(Records excerpted from a collection)

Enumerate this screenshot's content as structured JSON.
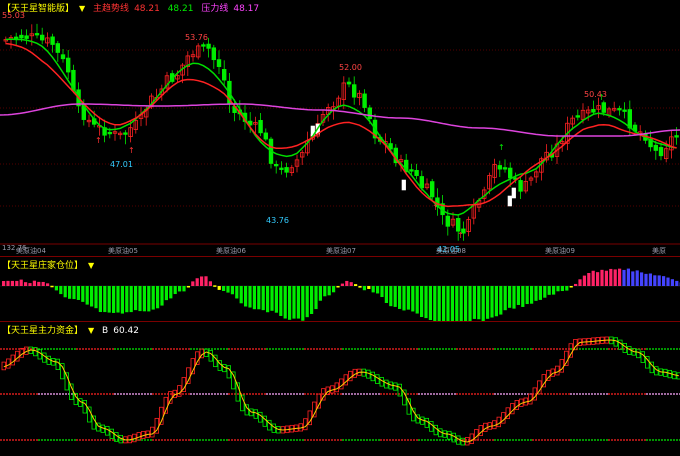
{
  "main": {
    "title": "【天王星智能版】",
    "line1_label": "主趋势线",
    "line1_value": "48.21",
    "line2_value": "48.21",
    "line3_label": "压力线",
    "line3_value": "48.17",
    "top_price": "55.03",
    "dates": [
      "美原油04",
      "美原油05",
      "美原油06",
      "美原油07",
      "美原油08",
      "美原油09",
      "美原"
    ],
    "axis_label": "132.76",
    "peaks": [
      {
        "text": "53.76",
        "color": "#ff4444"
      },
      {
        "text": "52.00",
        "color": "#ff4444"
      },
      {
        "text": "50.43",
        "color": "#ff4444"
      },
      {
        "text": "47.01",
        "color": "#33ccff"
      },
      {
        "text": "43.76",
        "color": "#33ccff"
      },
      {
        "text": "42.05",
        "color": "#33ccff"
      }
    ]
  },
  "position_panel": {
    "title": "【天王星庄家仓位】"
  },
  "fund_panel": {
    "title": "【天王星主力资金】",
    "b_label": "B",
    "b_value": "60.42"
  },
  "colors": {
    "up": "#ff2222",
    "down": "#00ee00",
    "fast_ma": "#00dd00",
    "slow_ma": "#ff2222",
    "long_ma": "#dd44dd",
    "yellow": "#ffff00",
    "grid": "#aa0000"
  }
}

==

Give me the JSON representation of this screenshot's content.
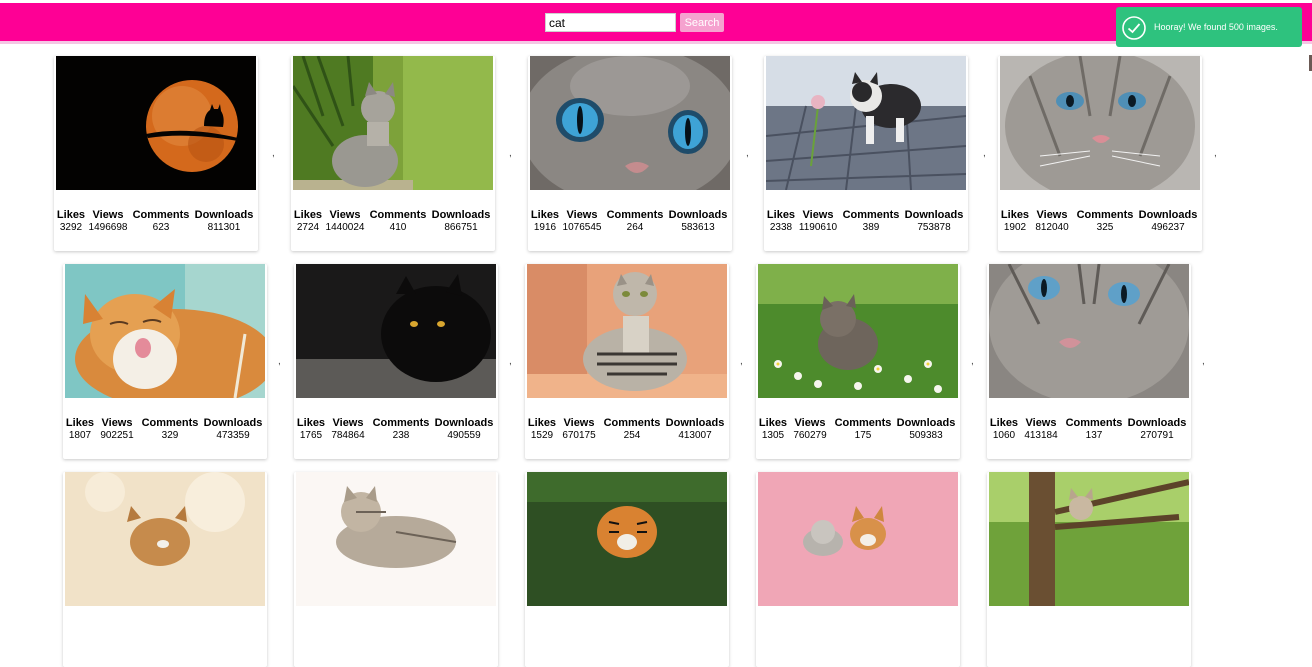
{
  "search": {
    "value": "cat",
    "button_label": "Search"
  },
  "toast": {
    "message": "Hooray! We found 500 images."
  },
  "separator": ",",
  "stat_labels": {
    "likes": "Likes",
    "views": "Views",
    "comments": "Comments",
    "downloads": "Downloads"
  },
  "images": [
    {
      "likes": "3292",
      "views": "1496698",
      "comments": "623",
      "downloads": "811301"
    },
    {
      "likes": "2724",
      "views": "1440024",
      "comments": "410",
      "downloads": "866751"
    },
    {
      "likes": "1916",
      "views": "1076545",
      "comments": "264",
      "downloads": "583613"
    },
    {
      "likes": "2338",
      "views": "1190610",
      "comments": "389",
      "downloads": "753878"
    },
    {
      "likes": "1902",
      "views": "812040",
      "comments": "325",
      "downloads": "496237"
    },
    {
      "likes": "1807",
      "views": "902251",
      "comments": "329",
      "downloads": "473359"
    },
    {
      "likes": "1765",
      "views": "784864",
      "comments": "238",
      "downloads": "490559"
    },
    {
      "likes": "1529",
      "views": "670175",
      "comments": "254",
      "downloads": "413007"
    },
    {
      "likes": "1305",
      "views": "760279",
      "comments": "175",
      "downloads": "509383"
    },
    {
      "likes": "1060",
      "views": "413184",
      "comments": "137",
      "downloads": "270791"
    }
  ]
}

Exercise brief: Count the lines in which the string "likes" appears, then report only that figure.

Solution: 11